Makar et al, 2010 : Mass tracking for chemical analysis: the causes of ozone formation in southern Ontario during BAQS-Met 2007, https://acp.copernicus.org/articles/10/11151/2010/ 2.5km resolution analysis, lake breeze, recirculation and other effects studied.
He et al., 2011 : https://acp.copernicus.org/articles/11/2569/2011/ observation-based analysis of O3.

Methods:
Line 80: please mention the vertical resolution of the model for the first few layers up from the surface, as part of this discussion. Later, in the conclusions, mention is made of a disconnect between the ACM2 physics and the modelling setup for YNT_SSNG: please provide some background information, either in the Introduction or Methods sections, on this disconnect and why it might impact model results.
Line 83: mention is made of the Morrison, Thompson microphysics as well as the Kain-Fritsch cumulus parameterization. Explicit microphysics schemes are usually thought of as applying only at high resolution, while cumulus parameterizations such as KF are usually used at lower resolutions. Which type of cloud approach was applied at which resolution, in the authors’ setup of the nested model, and why? Is this the disconnect mentioned by the authors I mention above with reference to line 80 and later in the text?

INFORMATION PROVIDED:
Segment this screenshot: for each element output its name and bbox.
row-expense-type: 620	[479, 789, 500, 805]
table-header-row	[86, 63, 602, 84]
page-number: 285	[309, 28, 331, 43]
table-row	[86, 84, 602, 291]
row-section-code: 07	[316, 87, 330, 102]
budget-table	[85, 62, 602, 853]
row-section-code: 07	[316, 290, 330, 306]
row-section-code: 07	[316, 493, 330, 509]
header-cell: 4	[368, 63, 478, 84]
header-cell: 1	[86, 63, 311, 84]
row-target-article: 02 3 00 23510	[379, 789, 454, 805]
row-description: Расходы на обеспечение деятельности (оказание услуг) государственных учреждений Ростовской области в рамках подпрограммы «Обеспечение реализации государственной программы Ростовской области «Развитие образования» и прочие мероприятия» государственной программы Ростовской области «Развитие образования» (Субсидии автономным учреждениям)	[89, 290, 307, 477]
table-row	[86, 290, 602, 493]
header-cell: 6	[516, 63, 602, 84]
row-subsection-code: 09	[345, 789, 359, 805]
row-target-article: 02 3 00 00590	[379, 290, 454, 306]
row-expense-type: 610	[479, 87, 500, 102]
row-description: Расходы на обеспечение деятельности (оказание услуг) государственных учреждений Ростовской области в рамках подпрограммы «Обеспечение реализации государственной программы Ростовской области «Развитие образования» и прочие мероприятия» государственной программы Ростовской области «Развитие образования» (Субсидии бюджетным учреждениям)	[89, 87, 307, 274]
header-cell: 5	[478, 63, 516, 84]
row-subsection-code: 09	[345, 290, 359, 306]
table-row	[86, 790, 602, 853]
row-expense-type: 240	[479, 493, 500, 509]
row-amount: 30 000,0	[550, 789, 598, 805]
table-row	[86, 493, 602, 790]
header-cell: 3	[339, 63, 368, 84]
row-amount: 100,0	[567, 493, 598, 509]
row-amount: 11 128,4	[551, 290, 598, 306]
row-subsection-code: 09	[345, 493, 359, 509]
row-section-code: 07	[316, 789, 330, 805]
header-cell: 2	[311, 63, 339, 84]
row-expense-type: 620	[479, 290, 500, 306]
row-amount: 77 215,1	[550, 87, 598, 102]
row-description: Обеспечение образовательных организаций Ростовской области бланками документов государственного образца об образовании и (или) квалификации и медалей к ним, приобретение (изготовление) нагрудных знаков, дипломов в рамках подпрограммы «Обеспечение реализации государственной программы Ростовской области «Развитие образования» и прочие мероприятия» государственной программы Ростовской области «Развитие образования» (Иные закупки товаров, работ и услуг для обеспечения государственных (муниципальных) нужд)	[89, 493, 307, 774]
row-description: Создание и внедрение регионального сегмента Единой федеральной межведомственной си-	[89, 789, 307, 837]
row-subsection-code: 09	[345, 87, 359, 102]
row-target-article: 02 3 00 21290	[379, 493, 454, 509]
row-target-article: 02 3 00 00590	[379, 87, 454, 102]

PROBLEMS:
**a.** In the ozone model review, what horizontal resolution does the Makar et al., 2010 analysis use?
**b.** Carry on the ozone model review from its last sentence, in the same reviewer voice.
The data aren't needed here.

RESULTS OF THE EXERCISE:
**a.** 2.5km

**b.**
Line 93: The authors have discussed the model setup, but not the input analyses used to drive it, or how often these were updated. That is, they mention the EPA meteorology, and the optimized WRF configuration: were both of these meteorological models driven from the same meteorological analysis or from different analyses? Depending on the source of driving met information used for those two sources of information, different results for the meteorology might occur, and may explain some of the differences between the two CMAQ simulations (if they were different – e.g. different analysis hours, different analyses from different sources). Please give some more information on the source of analysis information used to generate the meteorology for the two simulations – was it the same information or different – and how often the meteorological models were updated using a new analysis. This is a key part of the meteorological setup for this sort of experiment; needs to be included in Methods.
Line 95: I didn’t see a description on whether either the CMAQ or meteorological models include a parameterization for horizontal diffusion when operating at high resolution. Is this process included (please mention if or if not, in the text)?
Line 108: the paper would benefit from a figure showing the nested domains used in the simulations, please add.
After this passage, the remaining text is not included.